Dataset items
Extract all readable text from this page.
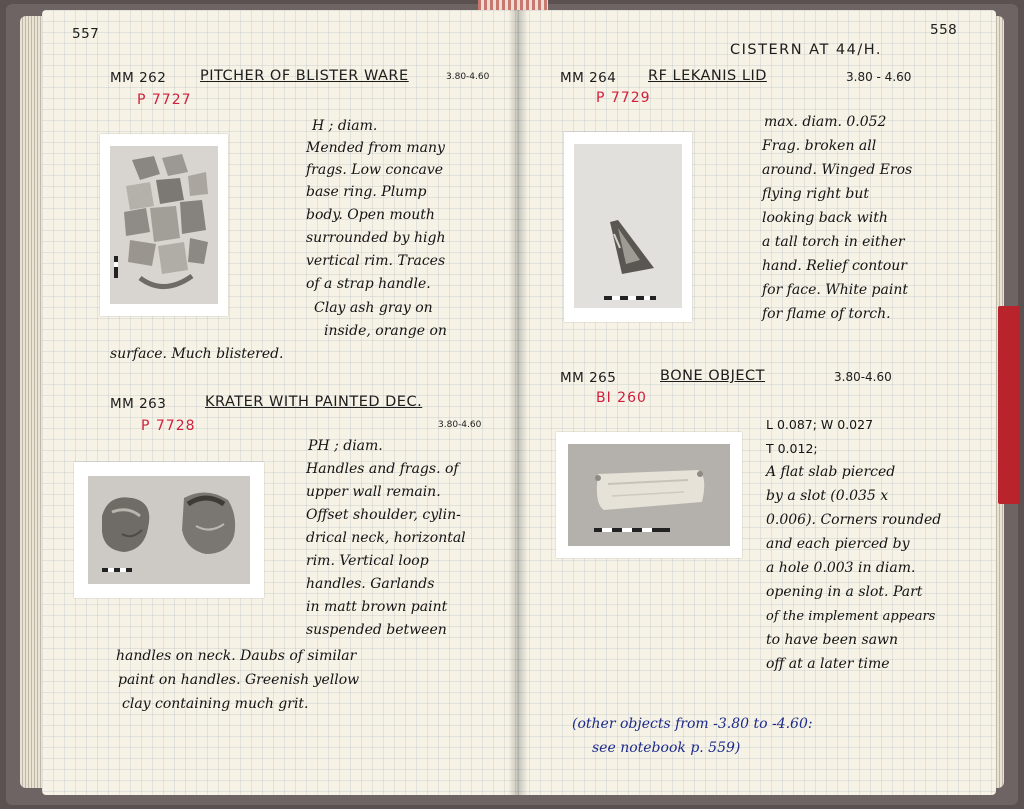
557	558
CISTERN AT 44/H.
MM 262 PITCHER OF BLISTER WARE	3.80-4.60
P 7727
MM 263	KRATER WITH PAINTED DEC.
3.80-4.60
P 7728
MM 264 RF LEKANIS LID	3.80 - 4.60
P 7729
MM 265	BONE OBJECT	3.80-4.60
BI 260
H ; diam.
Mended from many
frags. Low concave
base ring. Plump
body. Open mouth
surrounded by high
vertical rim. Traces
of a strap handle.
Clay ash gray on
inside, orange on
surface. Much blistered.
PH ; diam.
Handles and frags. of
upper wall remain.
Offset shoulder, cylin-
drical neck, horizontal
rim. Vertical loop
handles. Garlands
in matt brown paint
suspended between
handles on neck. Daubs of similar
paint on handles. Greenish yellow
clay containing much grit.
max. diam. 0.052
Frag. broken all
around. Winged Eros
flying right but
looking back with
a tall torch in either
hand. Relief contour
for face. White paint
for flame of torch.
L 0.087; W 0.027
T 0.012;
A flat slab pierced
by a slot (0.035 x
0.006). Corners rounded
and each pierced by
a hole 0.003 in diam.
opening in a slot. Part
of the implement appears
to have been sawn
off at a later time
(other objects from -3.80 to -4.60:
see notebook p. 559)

* * *

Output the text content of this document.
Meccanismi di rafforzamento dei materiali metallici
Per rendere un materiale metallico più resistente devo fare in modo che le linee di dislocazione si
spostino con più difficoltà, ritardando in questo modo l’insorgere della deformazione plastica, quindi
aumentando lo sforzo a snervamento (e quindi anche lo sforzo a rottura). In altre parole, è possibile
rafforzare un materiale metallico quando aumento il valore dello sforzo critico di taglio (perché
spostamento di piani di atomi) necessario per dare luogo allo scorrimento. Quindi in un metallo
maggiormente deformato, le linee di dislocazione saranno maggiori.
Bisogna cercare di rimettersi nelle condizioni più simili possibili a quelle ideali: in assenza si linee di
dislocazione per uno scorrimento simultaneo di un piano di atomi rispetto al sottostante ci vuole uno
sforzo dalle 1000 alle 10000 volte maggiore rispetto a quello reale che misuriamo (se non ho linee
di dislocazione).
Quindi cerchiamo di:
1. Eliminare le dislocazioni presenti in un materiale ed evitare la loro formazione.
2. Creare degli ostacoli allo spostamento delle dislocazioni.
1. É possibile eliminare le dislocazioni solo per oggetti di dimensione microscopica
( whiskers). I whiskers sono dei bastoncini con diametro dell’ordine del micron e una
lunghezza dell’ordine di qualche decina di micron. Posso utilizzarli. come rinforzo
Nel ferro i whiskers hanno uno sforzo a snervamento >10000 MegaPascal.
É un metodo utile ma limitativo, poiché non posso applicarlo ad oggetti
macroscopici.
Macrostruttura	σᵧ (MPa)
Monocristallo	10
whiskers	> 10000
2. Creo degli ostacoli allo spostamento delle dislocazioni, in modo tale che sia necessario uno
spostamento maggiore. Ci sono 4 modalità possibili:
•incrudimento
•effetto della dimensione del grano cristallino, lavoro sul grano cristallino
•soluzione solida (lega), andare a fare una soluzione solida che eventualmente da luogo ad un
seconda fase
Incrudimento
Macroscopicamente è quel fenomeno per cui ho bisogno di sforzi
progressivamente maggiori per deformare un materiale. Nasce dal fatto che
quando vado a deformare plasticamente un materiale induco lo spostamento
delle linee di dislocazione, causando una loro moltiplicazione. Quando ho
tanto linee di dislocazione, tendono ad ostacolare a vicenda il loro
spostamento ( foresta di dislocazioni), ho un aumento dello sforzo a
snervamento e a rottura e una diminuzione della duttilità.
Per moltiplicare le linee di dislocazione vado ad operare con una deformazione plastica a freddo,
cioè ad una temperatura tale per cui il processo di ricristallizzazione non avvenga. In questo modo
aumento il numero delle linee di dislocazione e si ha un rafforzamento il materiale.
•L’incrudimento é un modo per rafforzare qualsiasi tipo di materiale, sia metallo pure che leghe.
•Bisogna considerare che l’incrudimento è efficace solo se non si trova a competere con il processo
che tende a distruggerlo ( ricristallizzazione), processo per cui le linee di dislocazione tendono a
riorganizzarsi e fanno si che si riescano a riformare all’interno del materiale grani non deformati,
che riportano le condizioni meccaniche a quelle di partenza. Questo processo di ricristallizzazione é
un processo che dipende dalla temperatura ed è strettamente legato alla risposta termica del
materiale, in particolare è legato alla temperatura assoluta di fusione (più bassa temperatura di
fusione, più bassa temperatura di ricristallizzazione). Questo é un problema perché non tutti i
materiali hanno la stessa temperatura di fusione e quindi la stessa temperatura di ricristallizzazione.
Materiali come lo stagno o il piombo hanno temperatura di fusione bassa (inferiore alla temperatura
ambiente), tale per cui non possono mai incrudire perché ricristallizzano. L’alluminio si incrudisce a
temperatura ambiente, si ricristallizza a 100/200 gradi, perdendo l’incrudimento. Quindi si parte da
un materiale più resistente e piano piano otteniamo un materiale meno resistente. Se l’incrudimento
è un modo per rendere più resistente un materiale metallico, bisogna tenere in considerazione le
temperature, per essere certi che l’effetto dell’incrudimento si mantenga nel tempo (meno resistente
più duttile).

# WHAT YOU HAVE TO DO
In the entries above, some lines may contain the string "hanno"; report how many, without additional comment.

# TASK ANSWER
3